Aim of the exercise: Report how many lines in the records below contain the word "utetemperaturen". Give only the number.

Data entries:
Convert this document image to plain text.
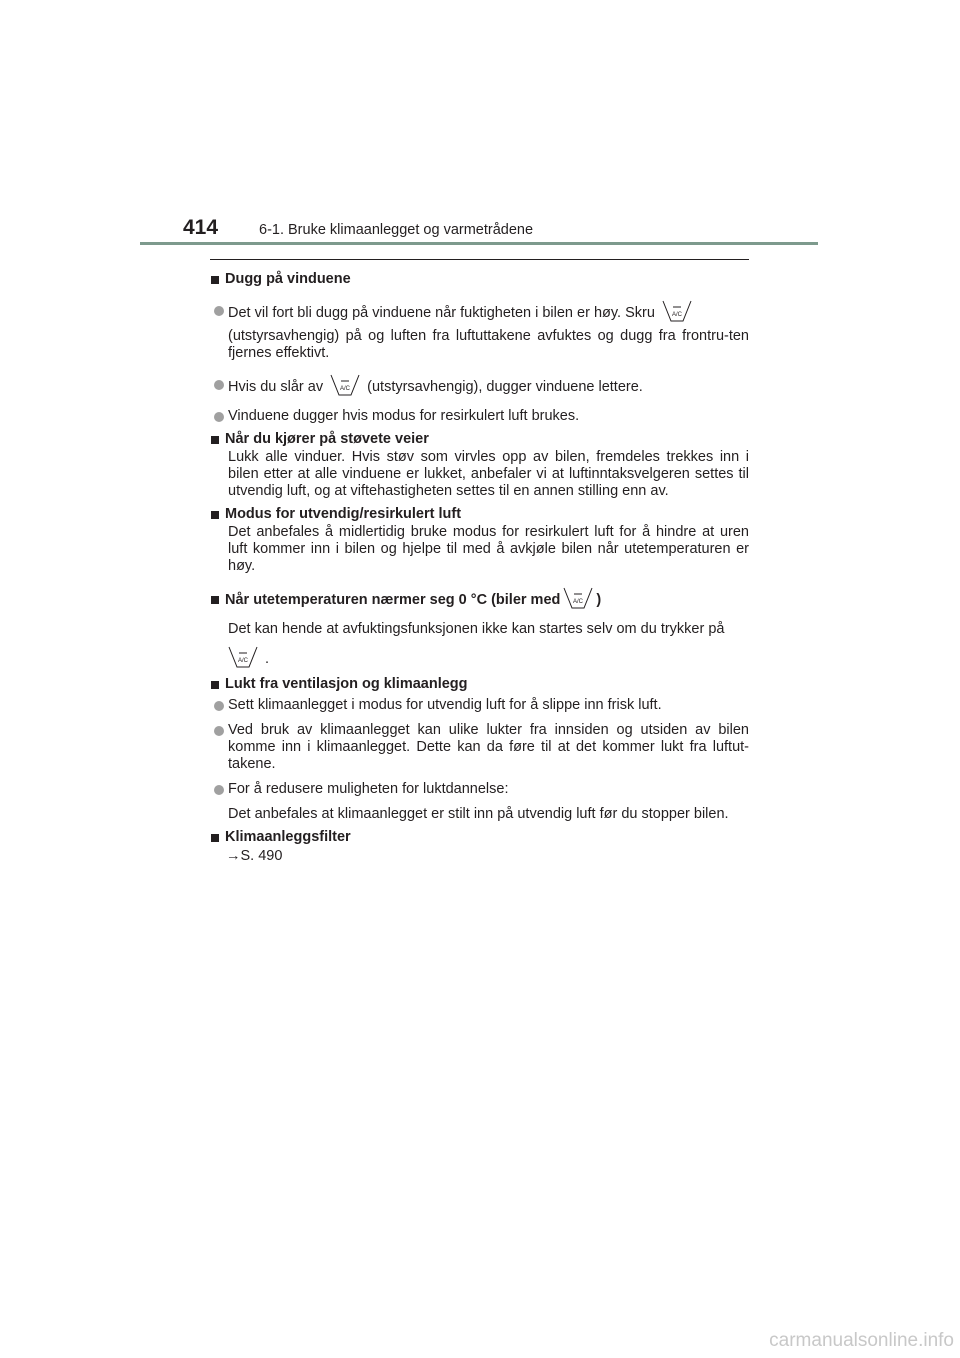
414	6-1. Bruke klimaanlegget og varmetrådene
Dugg på vinduene
Det vil fort bli dugg på vinduene når fuktigheten i bilen er høy. Skru	A/C
(utstyrsavhengig) på og luften fra luftuttakene avfuktes og dugg fra frontru-ten fjernes effektivt.
Hvis du slår av	A/C (utstyrsavhengig), dugger vinduene lettere.
Vinduene dugger hvis modus for resirkulert luft brukes.
Når du kjører på støvete veier
Lukk alle vinduer. Hvis støv som virvles opp av bilen, fremdeles trekkes inn i bilen etter at alle vinduene er lukket, anbefaler vi at luftinntaksvelgeren settes til utvendig luft, og at viftehastigheten settes til en annen stilling enn av.
Modus for utvendig/resirkulert luft
Det anbefales å midlertidig bruke modus for resirkulert luft for å hindre at uren luft kommer inn i bilen og hjelpe til med å avkjøle bilen når utetemperaturen er høy.
Når utetemperaturen nærmer seg 0 °C (biler med A/C )
Det kan hende at avfuktingsfunksjonen ikke kan startes selv om du trykker på
A/C .
Lukt fra ventilasjon og klimaanlegg
Sett klimaanlegget i modus for utvendig luft for å slippe inn frisk luft.
Ved bruk av klimaanlegget kan ulike lukter fra innsiden og utsiden av bilen komme inn i klimaanlegget. Dette kan da føre til at det kommer lukt fra luftut-takene.
For å redusere muligheten for luktdannelse:
Det anbefales at klimaanlegget er stilt inn på utvendig luft før du stopper bilen.
Klimaanleggsfilter
→S. 490
carmanualsonline.info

Full solution: 2